* START DATASET RECORDS *
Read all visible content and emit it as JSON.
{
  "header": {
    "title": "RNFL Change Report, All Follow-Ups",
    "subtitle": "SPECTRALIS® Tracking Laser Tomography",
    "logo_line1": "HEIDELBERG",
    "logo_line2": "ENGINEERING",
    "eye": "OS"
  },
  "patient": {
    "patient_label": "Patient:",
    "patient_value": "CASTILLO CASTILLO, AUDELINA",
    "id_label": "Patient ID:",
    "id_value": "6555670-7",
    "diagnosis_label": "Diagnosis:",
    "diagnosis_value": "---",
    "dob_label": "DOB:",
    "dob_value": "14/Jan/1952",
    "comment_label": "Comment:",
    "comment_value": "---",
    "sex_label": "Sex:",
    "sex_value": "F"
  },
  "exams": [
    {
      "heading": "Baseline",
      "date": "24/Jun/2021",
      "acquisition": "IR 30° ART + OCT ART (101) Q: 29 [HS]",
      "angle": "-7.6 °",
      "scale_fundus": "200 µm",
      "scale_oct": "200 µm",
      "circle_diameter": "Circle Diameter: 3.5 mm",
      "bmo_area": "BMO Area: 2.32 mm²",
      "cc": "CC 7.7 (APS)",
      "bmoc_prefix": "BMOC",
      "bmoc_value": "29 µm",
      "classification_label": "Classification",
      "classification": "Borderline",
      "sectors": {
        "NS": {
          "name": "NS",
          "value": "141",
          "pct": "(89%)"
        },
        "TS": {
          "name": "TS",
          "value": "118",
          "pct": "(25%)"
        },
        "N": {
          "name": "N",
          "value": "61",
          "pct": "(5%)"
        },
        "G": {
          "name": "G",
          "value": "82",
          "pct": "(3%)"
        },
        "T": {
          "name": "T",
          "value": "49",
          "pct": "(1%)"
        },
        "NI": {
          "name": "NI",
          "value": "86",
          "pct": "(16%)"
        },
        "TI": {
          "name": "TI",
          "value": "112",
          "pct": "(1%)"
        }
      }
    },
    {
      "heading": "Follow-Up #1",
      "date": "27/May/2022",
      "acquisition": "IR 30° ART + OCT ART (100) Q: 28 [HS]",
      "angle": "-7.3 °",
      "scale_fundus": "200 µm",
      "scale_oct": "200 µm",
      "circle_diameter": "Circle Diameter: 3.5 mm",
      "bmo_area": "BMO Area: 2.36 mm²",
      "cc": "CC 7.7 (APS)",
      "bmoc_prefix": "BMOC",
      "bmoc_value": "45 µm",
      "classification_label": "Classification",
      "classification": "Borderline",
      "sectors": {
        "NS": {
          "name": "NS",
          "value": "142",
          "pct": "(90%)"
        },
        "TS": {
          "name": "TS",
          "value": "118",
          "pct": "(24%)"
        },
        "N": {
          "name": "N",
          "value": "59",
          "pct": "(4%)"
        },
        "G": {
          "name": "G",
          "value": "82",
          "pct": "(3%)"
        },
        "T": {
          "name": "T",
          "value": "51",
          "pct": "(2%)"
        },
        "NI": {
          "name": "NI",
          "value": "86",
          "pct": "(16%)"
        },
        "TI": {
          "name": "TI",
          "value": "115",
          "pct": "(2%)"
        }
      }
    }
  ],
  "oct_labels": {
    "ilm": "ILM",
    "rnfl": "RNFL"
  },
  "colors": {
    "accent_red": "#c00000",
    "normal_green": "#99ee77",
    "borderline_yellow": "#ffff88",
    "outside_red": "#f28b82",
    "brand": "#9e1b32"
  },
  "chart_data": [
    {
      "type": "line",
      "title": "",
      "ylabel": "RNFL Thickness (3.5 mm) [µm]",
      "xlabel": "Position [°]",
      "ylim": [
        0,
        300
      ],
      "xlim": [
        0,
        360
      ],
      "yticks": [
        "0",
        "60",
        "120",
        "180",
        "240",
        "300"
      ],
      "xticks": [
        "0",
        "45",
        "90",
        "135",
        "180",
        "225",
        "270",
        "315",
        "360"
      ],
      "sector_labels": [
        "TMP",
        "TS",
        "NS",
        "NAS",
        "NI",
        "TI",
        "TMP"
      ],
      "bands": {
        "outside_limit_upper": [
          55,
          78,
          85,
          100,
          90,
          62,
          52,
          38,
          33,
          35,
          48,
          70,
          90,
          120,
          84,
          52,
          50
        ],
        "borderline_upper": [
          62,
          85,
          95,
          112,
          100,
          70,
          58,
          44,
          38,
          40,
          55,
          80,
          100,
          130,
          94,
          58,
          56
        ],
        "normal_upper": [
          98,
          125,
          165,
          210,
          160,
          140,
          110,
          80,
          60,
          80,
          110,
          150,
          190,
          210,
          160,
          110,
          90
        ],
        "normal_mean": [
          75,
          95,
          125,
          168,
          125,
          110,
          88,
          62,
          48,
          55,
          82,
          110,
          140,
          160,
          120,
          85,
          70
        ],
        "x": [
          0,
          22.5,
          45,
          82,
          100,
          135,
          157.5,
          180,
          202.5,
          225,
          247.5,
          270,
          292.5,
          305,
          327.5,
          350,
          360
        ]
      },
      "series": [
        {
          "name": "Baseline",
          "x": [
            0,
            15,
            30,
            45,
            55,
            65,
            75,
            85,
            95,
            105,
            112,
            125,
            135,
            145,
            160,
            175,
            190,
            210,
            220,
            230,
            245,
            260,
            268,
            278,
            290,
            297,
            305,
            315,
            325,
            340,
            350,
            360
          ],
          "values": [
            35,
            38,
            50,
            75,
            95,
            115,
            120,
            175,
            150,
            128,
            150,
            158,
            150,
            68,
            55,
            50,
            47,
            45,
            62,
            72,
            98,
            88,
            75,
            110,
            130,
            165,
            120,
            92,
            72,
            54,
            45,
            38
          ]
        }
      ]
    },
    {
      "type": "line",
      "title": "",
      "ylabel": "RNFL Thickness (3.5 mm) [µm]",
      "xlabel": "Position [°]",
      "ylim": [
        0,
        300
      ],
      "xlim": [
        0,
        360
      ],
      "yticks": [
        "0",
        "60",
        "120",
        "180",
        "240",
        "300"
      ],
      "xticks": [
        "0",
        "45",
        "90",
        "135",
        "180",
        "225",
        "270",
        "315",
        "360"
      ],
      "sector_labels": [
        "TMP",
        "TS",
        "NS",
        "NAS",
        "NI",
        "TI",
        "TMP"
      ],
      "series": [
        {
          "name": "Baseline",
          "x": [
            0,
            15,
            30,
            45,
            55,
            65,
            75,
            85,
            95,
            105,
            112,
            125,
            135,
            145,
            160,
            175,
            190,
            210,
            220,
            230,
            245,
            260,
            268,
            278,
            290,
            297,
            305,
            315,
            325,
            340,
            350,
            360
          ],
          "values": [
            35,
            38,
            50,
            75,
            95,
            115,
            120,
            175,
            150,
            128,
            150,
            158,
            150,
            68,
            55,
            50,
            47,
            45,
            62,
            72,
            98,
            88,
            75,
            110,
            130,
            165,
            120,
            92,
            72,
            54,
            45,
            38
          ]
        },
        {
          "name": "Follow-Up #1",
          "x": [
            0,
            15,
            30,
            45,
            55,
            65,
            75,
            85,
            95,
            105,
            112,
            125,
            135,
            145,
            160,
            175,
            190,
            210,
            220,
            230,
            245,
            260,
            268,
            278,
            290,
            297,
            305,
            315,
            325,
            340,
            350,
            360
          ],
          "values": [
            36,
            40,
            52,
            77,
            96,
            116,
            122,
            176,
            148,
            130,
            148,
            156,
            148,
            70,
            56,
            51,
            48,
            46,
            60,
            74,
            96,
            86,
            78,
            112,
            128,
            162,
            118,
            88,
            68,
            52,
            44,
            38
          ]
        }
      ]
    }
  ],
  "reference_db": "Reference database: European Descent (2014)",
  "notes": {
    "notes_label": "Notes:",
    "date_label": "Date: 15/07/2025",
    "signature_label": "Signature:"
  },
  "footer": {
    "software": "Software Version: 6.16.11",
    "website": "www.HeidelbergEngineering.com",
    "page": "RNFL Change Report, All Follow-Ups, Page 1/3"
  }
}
* END DATASET RECORDS *
__EXERCISE REQUIREMENTS__: List each line of the entries that holds the string "Report".

__REPLY__:
    "title": "RNFL Change Report, All Follow-Ups",
    "page": "RNFL Change Report, All Follow-Ups, Page 1/3"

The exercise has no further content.